EXERCISE TASK:
Copy out each line of the material in which the word "Subnet" appears.

THE INPUT:
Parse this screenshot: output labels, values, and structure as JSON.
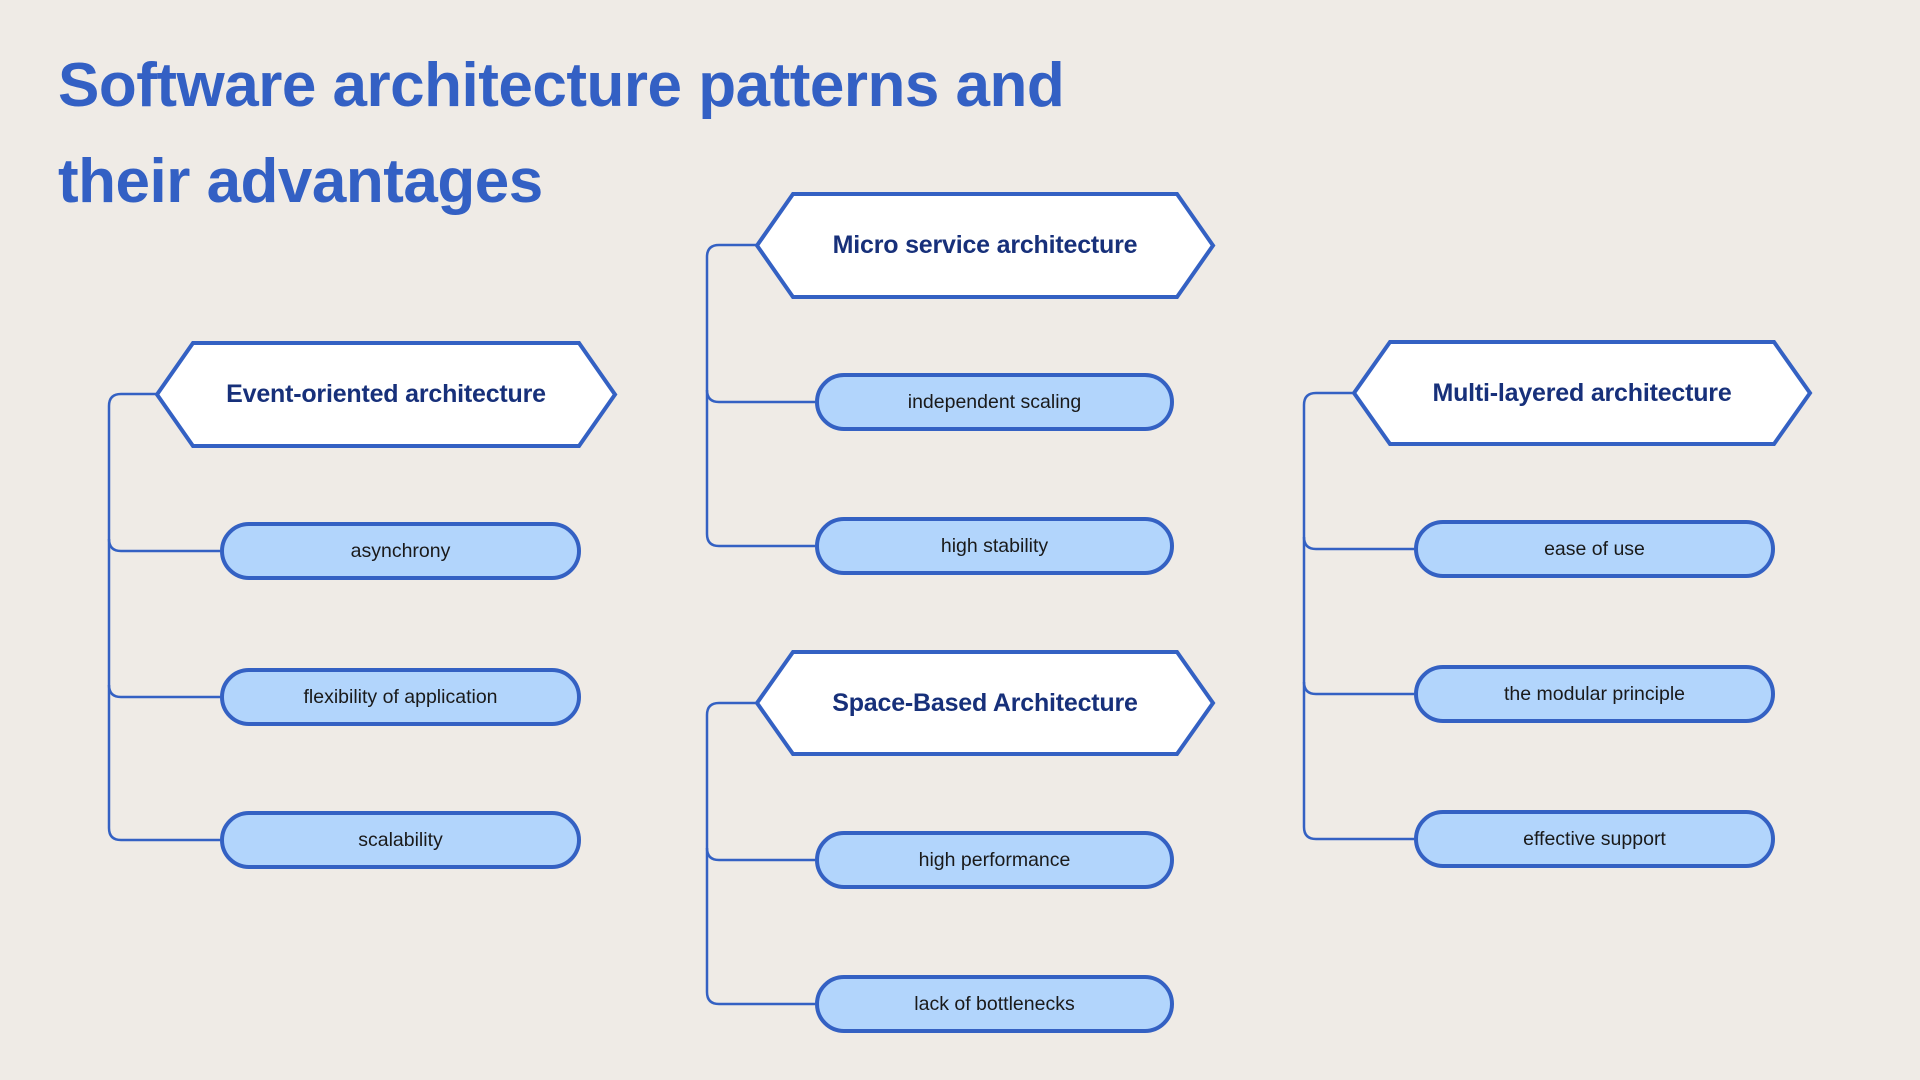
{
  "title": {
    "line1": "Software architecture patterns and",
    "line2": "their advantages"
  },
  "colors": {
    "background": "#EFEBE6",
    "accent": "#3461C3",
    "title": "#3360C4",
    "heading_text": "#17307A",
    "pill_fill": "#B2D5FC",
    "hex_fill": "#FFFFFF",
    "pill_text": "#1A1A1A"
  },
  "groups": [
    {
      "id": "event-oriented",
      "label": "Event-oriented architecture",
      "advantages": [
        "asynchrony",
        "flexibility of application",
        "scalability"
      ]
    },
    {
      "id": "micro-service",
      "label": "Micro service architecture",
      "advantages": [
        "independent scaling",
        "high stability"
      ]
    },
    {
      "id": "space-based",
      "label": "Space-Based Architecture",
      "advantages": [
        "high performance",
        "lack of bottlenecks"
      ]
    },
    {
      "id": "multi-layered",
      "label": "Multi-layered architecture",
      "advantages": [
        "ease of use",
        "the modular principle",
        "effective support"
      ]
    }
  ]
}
--
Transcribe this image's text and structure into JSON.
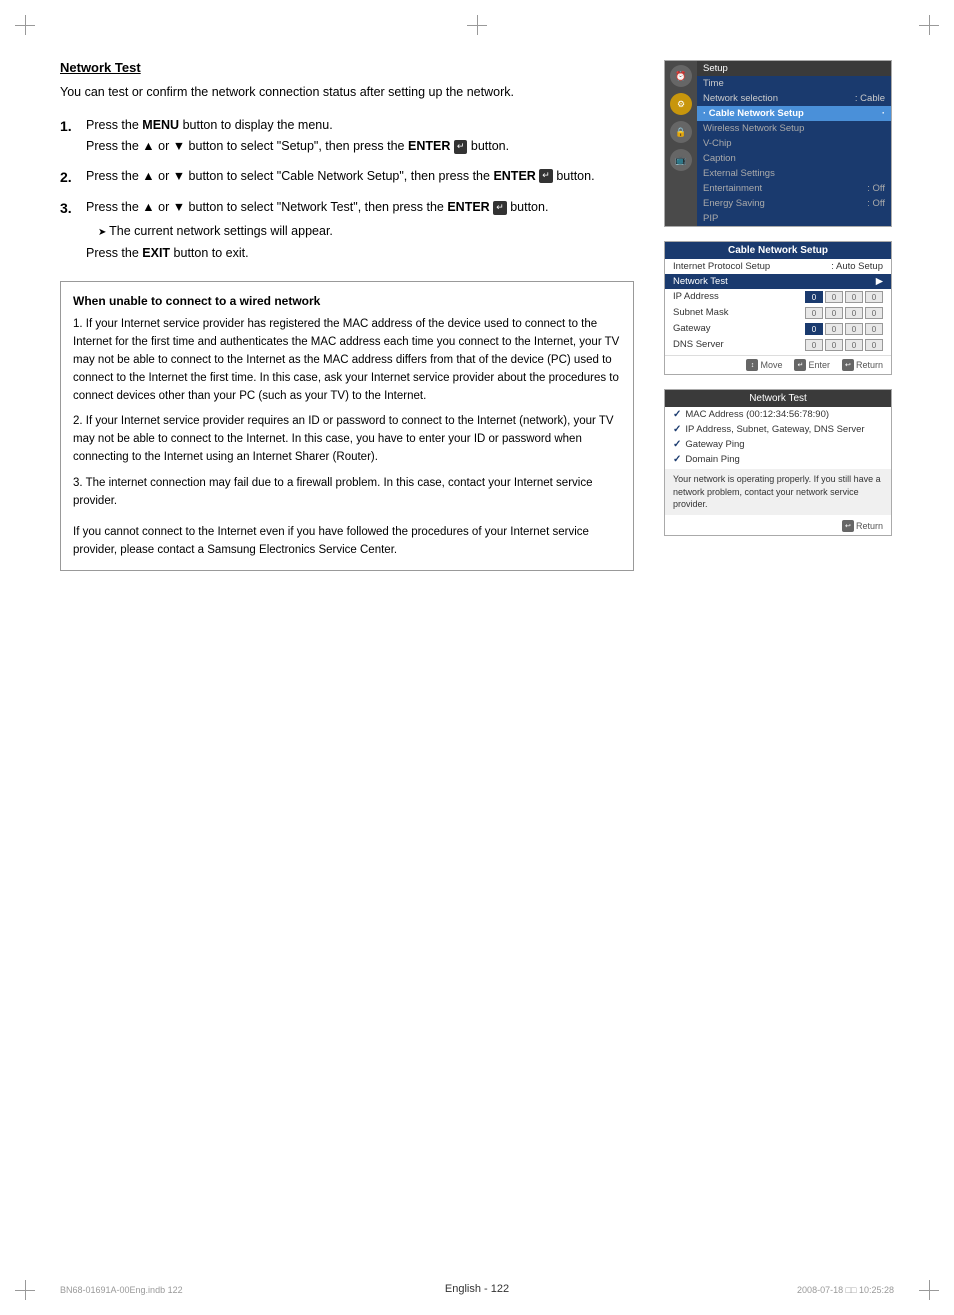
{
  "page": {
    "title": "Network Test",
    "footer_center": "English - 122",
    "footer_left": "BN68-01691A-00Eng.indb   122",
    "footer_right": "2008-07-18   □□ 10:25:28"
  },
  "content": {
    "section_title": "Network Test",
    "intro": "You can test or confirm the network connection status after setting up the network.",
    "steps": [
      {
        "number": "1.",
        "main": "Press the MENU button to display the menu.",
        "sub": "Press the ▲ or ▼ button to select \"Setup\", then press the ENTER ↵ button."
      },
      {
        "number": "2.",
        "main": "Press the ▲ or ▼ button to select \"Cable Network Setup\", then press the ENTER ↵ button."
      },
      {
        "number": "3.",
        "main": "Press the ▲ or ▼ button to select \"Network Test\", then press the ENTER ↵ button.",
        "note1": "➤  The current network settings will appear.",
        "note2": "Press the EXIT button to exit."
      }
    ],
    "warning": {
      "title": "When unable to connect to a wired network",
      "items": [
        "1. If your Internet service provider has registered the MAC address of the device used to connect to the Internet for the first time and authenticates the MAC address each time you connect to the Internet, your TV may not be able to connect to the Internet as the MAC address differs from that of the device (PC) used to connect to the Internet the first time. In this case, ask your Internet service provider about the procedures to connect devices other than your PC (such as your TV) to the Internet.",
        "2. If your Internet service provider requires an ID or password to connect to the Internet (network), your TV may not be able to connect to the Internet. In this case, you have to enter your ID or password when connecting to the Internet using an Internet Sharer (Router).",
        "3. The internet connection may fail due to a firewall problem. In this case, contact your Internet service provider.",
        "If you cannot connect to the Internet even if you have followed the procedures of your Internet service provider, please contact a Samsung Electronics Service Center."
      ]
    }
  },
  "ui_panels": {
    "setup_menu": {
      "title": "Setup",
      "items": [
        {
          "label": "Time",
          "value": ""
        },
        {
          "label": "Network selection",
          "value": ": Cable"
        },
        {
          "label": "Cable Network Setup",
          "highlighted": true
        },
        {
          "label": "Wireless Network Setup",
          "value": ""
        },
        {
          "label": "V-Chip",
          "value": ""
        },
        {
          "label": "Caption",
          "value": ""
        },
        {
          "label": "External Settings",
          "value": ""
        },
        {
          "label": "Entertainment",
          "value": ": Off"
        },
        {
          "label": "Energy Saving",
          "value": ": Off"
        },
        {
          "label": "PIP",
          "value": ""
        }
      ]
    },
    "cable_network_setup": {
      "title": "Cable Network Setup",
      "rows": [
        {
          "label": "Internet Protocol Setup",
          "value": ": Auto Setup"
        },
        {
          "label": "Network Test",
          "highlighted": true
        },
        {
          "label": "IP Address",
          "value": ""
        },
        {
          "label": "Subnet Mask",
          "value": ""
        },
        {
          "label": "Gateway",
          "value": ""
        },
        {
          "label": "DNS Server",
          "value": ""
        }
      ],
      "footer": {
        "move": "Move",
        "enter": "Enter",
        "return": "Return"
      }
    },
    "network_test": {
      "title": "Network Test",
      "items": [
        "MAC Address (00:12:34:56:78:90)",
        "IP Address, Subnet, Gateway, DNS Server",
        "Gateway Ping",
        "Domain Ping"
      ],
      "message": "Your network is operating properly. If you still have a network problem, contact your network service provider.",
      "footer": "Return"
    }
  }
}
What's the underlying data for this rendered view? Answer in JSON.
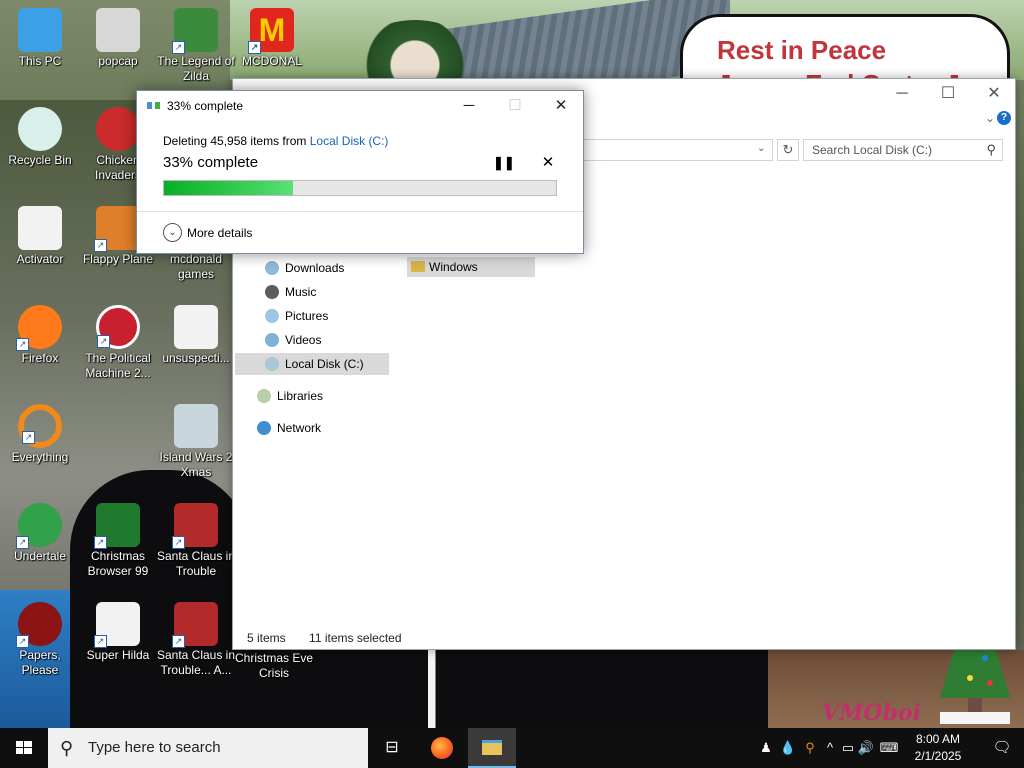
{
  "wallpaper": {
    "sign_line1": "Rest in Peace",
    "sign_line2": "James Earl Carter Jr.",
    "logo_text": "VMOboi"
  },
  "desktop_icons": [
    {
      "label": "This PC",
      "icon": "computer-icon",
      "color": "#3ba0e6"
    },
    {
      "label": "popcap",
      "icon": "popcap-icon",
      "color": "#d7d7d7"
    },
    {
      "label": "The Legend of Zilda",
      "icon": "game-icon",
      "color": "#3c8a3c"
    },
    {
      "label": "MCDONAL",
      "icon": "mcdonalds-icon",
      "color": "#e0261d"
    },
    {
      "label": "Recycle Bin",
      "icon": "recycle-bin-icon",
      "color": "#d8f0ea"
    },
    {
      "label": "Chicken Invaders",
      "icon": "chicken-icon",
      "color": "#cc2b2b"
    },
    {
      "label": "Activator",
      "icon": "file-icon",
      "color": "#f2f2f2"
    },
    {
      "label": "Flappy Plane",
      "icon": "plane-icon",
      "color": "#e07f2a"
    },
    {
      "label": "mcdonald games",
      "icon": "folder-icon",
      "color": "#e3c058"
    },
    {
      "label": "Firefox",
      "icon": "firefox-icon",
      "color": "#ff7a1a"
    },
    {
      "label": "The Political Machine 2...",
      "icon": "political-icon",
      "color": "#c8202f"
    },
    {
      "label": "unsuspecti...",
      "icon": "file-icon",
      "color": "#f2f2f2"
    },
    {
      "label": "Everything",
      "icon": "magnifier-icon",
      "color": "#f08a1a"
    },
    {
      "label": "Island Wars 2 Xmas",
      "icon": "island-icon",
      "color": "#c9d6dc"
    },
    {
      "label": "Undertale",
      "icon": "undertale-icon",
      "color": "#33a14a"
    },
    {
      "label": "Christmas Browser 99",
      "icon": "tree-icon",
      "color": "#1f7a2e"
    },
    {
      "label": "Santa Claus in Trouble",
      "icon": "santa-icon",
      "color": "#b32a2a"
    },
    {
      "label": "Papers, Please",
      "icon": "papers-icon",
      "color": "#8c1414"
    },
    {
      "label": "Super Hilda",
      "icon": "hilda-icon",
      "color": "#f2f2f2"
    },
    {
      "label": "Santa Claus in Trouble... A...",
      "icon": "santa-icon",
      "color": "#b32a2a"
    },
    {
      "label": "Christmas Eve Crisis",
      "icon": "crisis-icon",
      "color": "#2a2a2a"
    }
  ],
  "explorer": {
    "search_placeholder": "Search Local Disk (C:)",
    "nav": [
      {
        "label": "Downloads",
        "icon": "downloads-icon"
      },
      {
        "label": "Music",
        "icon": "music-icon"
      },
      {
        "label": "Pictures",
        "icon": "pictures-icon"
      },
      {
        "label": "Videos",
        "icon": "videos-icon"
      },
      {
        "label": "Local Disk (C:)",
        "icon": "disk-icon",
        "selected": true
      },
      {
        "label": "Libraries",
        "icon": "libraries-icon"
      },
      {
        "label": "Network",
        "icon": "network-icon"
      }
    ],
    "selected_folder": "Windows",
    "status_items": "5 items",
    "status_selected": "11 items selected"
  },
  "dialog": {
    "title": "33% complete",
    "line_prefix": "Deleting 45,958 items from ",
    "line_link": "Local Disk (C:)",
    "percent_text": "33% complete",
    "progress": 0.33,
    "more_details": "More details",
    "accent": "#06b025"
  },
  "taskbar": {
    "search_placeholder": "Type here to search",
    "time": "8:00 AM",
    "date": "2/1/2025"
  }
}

RESULT:
          "label": "Subnet Mask",
        "IP Address, Subnet, Gateway, DNS Server",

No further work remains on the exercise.